### JOB
Select and reproduce each line of the listing below that bears the string "altijd".

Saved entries
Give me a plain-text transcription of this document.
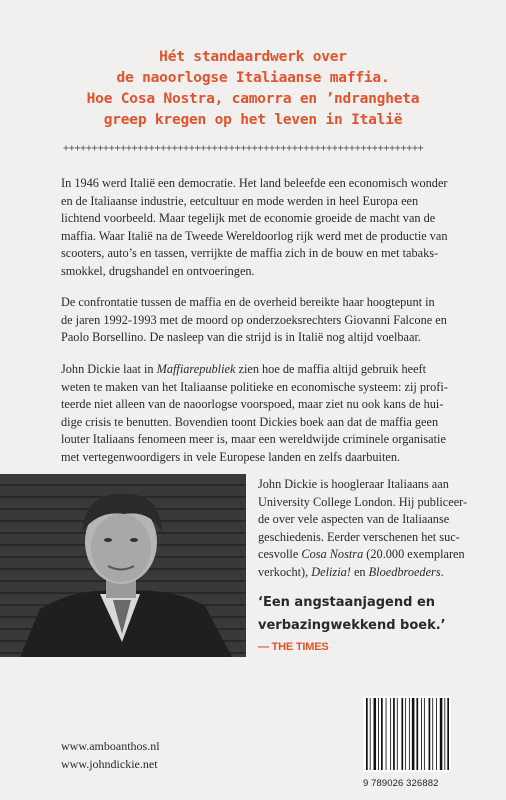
Hét standaardwerk over
de naoorlogse Italiaanse maffia.
Hoe Cosa Nostra, camorra en ’ndrangheta
greep kregen op het leven in Italië
+++++++++++++++++++++++++++++++++++++++++++++++++++++++++++++++
In 1946 werd Italië een democratie. Het land beleefde een economisch wonder
en de Italiaanse industrie, eetcultuur en mode werden in heel Europa een
lichtend voorbeeld. Maar tegelijk met de economie groeide de macht van de
maffia. Waar Italië na de Tweede Wereldoorlog rijk werd met de productie van
scooters, auto’s en tassen, verrijkte de maffia zich in de bouw en met tabaks-
smokkel, drugshandel en ontvoeringen.
De confrontatie tussen de maffia en de overheid bereikte haar hoogtepunt in
de jaren 1992-1993 met de moord op onderzoeksrechters Giovanni Falcone en
Paolo Borsellino. De nasleep van die strijd is in Italië nog altijd voelbaar.
John Dickie laat in Maffiarepubliek zien hoe de maffia altijd gebruik heeft
weten te maken van het Italiaanse politieke en economische systeem: zij profi-
teerde niet alleen van de naoorlogse voorspoed, maar ziet nu ook kans de hui-
dige crisis te benutten. Bovendien toont Dickies boek aan dat de maffia geen
louter Italiaans fenomeen meer is, maar een wereldwijde criminele organisatie
met vertegenwoordigers in vele Europese landen en zelfs daarbuiten.
John Dickie is hoogleraar Italiaans aan
University College London. Hij publiceer-
de over vele aspecten van de Italiaanse
geschiedenis. Eerder verschenen het suc-
cesvolle Cosa Nostra (20.000 exemplaren
verkocht), Delizia! en Bloedbroeders.
‘Een angstaanjagend en
verbazingwekkend boek.’
— THE TIMES
www.amboanthos.nl
www.johndickie.net
9 789026 326882
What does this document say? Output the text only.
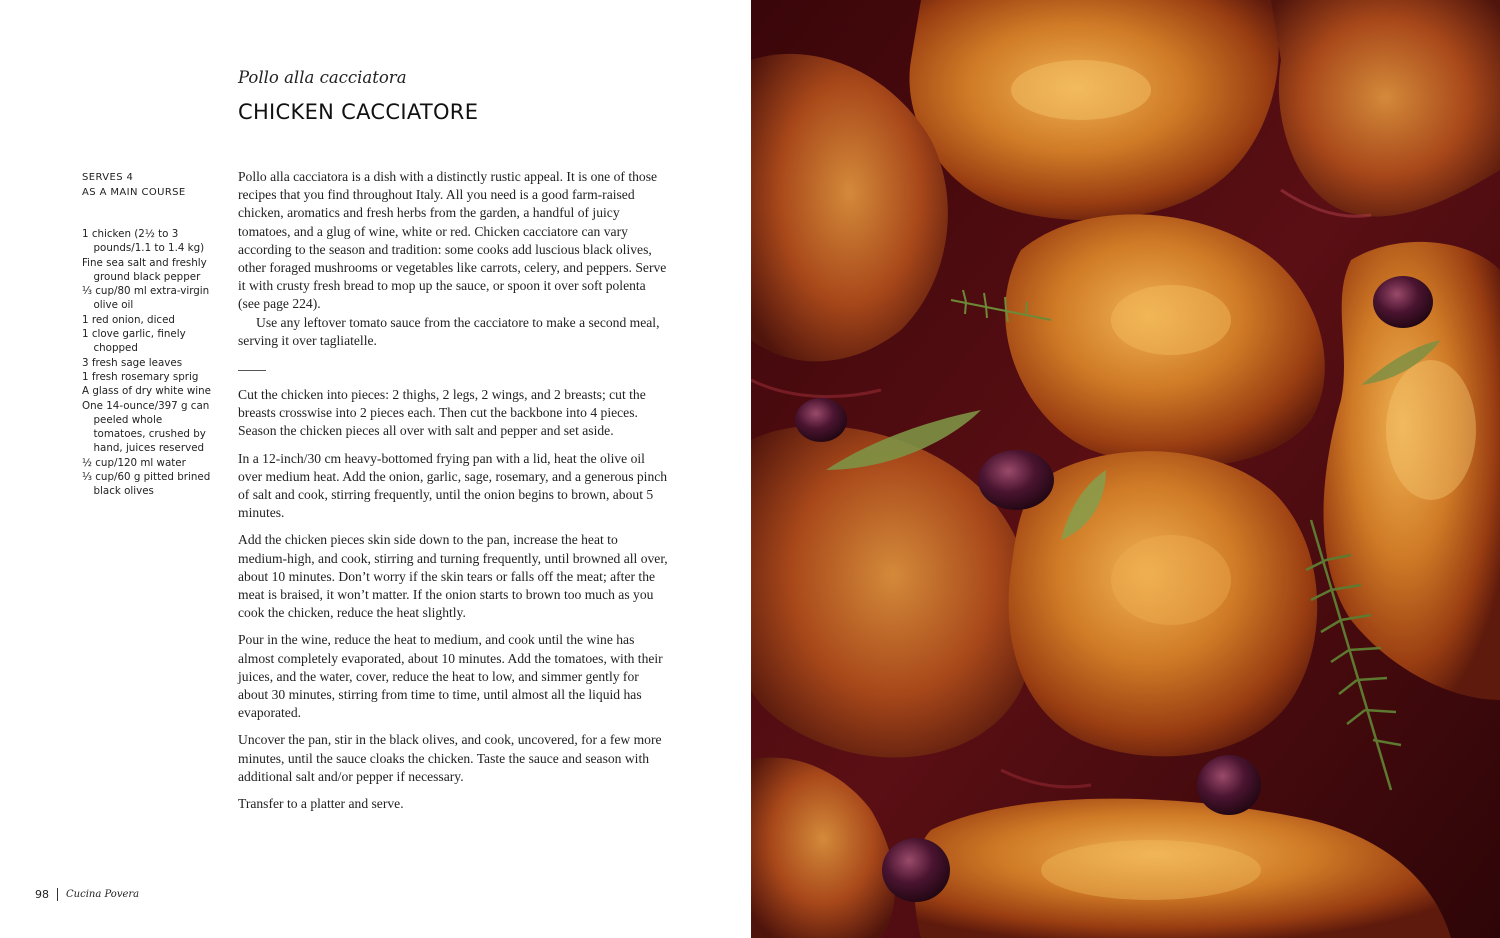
Pollo alla cacciatora

CHICKEN CACCIATORE
SERVES 4
AS A MAIN COURSE
1 chicken (2½ to 3 pounds/1.1 to 1.4 kg)
Fine sea salt and freshly ground black pepper
⅓ cup/80 ml extra-virgin olive oil
1 red onion, diced
1 clove garlic, finely chopped
3 fresh sage leaves
1 fresh rosemary sprig
A glass of dry white wine
One 14-ounce/397 g can peeled whole tomatoes, crushed by hand, juices reserved
½ cup/120 ml water
⅓ cup/60 g pitted brined black olives

Pollo alla cacciatora is a dish with a distinctly rustic appeal. It is one of those recipes that you find throughout Italy. All you need is a good farm-raised chicken, aromatics and fresh herbs from the garden, a handful of juicy tomatoes, and a glug of wine, white or red. Chicken cacciatore can vary according to the season and tradition: some cooks add luscious black olives, other foraged mushrooms or vegetables like carrots, celery, and peppers. Serve it with crusty fresh bread to mop up the sauce, or spoon it over soft polenta (see page 224).

Use any leftover tomato sauce from the cacciatore to make a second meal, serving it over tagliatelle.

Cut the chicken into pieces: 2 thighs, 2 legs, 2 wings, and 2 breasts; cut the breasts crosswise into 2 pieces each. Then cut the backbone into 4 pieces. Season the chicken pieces all over with salt and pepper and set aside.

In a 12-inch/30 cm heavy-bottomed frying pan with a lid, heat the olive oil over medium heat. Add the onion, garlic, sage, rosemary, and a generous pinch of salt and cook, stirring frequently, until the onion begins to brown, about 5 minutes.

Add the chicken pieces skin side down to the pan, increase the heat to medium-high, and cook, stirring and turning frequently, until browned all over, about 10 minutes. Don’t worry if the skin tears or falls off the meat; after the meat is braised, it won’t matter. If the onion starts to brown too much as you cook the chicken, reduce the heat slightly.

Pour in the wine, reduce the heat to medium, and cook until the wine has almost completely evaporated, about 10 minutes. Add the tomatoes, with their juices, and the water, cover, reduce the heat to low, and simmer gently for about 30 minutes, stirring from time to time, until almost all the liquid has evaporated.

Uncover the pan, stir in the black olives, and cook, uncovered, for a few more minutes, until the sauce cloaks the chicken. Taste the sauce and season with additional salt and/or pepper if necessary.

Transfer to a platter and serve.

98 Cucina Povera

### TASK RESULT
Paolo Borsellino. De nasleep van die strijd is in Italië nog altijd voelbaar.
John Dickie laat in Maffiarepubliek zien hoe de maffia altijd gebruik heeft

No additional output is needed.